▶ **Given request**: Below are some entries. Output each one exactly as it appears.

** start of Information provided **

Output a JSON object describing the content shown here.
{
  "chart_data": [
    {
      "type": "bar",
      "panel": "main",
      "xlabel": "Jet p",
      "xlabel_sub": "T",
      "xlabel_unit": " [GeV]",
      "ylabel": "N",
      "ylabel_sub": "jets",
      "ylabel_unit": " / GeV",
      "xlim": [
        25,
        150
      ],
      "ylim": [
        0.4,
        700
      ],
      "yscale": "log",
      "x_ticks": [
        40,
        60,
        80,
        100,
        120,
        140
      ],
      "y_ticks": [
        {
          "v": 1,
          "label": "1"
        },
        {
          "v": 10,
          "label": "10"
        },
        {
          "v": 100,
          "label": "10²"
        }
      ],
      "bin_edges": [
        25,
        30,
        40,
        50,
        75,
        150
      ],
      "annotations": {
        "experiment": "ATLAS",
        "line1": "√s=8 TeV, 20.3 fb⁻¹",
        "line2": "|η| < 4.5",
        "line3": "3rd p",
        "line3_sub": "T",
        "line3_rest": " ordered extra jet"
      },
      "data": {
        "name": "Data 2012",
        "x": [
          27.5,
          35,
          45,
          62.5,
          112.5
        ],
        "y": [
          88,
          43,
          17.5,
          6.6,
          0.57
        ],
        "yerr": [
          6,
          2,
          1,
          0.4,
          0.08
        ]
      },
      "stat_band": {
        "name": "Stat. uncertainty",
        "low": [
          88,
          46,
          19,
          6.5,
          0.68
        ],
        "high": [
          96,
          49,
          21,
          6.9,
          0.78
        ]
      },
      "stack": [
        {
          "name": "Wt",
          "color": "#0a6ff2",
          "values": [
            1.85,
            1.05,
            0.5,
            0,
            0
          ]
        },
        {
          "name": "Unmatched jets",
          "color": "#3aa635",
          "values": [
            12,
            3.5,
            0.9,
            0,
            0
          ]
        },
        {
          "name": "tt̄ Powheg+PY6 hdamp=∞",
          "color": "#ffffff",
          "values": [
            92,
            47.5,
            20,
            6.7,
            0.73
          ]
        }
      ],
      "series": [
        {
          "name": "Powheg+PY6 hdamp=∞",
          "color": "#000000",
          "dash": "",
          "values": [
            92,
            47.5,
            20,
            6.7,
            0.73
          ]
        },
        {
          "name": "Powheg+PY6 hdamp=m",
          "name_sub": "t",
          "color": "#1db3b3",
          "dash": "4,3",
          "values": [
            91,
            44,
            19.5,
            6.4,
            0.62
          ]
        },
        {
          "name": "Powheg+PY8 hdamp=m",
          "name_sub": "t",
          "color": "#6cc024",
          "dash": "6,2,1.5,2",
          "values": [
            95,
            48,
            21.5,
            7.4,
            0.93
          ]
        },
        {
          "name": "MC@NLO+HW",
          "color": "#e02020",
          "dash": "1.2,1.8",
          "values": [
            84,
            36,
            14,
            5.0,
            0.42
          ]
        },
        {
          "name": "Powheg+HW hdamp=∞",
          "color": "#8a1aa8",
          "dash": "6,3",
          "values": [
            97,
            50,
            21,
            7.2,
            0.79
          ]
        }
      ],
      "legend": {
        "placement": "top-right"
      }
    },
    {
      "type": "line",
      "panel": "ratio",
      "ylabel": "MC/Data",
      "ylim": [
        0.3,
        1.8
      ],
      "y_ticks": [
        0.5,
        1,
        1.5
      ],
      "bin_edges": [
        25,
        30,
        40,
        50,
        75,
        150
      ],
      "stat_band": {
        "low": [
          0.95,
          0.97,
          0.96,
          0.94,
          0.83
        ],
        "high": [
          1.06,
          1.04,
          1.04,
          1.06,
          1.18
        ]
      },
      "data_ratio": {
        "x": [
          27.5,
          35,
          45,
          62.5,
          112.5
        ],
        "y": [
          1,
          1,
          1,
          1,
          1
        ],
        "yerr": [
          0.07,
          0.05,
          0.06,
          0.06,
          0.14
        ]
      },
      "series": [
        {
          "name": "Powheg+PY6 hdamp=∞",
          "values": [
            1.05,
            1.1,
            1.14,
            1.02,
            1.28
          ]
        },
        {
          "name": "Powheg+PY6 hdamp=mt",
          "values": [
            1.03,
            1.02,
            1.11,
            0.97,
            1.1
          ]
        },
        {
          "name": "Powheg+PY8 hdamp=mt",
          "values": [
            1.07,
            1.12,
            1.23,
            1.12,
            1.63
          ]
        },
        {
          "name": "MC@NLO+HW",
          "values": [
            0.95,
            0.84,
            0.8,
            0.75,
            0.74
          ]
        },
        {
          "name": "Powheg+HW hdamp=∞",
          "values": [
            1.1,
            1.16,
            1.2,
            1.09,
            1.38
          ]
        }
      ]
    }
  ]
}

** end of Information provided **

▶ **Solution to the problem**:
Output a JSON object describing the content shown here.
{
  "chart_data": [
    {
      "type": "bar",
      "panel": "main",
      "xlabel": "Jet p",
      "xlabel_sub": "T",
      "xlabel_unit": " [GeV]",
      "ylabel": "N",
      "ylabel_sub": "jets",
      "ylabel_unit": " / GeV",
      "xlim": [
        25,
        150
      ],
      "ylim": [
        0.4,
        700
      ],
      "yscale": "log",
      "x_ticks": [
        40,
        60,
        80,
        100,
        120,
        140
      ],
      "y_ticks": [
        {
          "v": 1,
          "label": "1"
        },
        {
          "v": 10,
          "label": "10"
        },
        {
          "v": 100,
          "label": "10²"
        }
      ],
      "bin_edges": [
        25,
        30,
        40,
        50,
        75,
        150
      ],
      "annotations": {
        "experiment": "ATLAS",
        "line1": "√s=8 TeV, 20.3 fb⁻¹",
        "line2": "|η| < 4.5",
        "line3": "3rd p",
        "line3_sub": "T",
        "line3_rest": " ordered extra jet"
      },
      "data": {
        "name": "Data 2012",
        "x": [
          27.5,
          35,
          45,
          62.5,
          112.5
        ],
        "y": [
          88,
          43,
          17.5,
          6.6,
          0.57
        ],
        "yerr": [
          6,
          2,
          1,
          0.4,
          0.08
        ]
      },
      "stat_band": {
        "name": "Stat. uncertainty",
        "low": [
          88,
          46,
          19,
          6.5,
          0.68
        ],
        "high": [
          96,
          49,
          21,
          6.9,
          0.78
        ]
      },
      "stack": [
        {
          "name": "Wt",
          "color": "#0a6ff2",
          "values": [
            1.85,
            1.05,
            0.5,
            0,
            0
          ]
        },
        {
          "name": "Unmatched jets",
          "color": "#3aa635",
          "values": [
            12,
            3.5,
            0.9,
            0,
            0
          ]
        },
        {
          "name": "tt̄ Powheg+PY6 hdamp=∞",
          "color": "#ffffff",
          "values": [
            92,
            47.5,
            20,
            6.7,
            0.73
          ]
        }
      ],
      "series": [
        {
          "name": "Powheg+PY6 hdamp=∞",
          "color": "#000000",
          "dash": "",
          "values": [
            92,
            47.5,
            20,
            6.7,
            0.73
          ]
        },
        {
          "name": "Powheg+PY6 hdamp=m",
          "name_sub": "t",
          "color": "#1db3b3",
          "dash": "4,3",
          "values": [
            91,
            44,
            19.5,
            6.4,
            0.62
          ]
        },
        {
          "name": "Powheg+PY8 hdamp=m",
          "name_sub": "t",
          "color": "#6cc024",
          "dash": "6,2,1.5,2",
          "values": [
            95,
            48,
            21.5,
            7.4,
            0.93
          ]
        },
        {
          "name": "MC@NLO+HW",
          "color": "#e02020",
          "dash": "1.2,1.8",
          "values": [
            84,
            36,
            14,
            5.0,
            0.42
          ]
        },
        {
          "name": "Powheg+HW hdamp=∞",
          "color": "#8a1aa8",
          "dash": "6,3",
          "values": [
            97,
            50,
            21,
            7.2,
            0.79
          ]
        }
      ],
      "legend": {
        "placement": "top-right"
      }
    },
    {
      "type": "line",
      "panel": "ratio",
      "ylabel": "MC/Data",
      "ylim": [
        0.3,
        1.8
      ],
      "y_ticks": [
        0.5,
        1,
        1.5
      ],
      "bin_edges": [
        25,
        30,
        40,
        50,
        75,
        150
      ],
      "stat_band": {
        "low": [
          0.95,
          0.97,
          0.96,
          0.94,
          0.83
        ],
        "high": [
          1.06,
          1.04,
          1.04,
          1.06,
          1.18
        ]
      },
      "data_ratio": {
        "x": [
          27.5,
          35,
          45,
          62.5,
          112.5
        ],
        "y": [
          1,
          1,
          1,
          1,
          1
        ],
        "yerr": [
          0.07,
          0.05,
          0.06,
          0.06,
          0.14
        ]
      },
      "series": [
        {
          "name": "Powheg+PY6 hdamp=∞",
          "values": [
            1.05,
            1.1,
            1.14,
            1.02,
            1.28
          ]
        },
        {
          "name": "Powheg+PY6 hdamp=mt",
          "values": [
            1.03,
            1.02,
            1.11,
            0.97,
            1.1
          ]
        },
        {
          "name": "Powheg+PY8 hdamp=mt",
          "values": [
            1.07,
            1.12,
            1.23,
            1.12,
            1.63
          ]
        },
        {
          "name": "MC@NLO+HW",
          "values": [
            0.95,
            0.84,
            0.8,
            0.75,
            0.74
          ]
        },
        {
          "name": "Powheg+HW hdamp=∞",
          "values": [
            1.1,
            1.16,
            1.2,
            1.09,
            1.38
          ]
        }
      ]
    }
  ]
}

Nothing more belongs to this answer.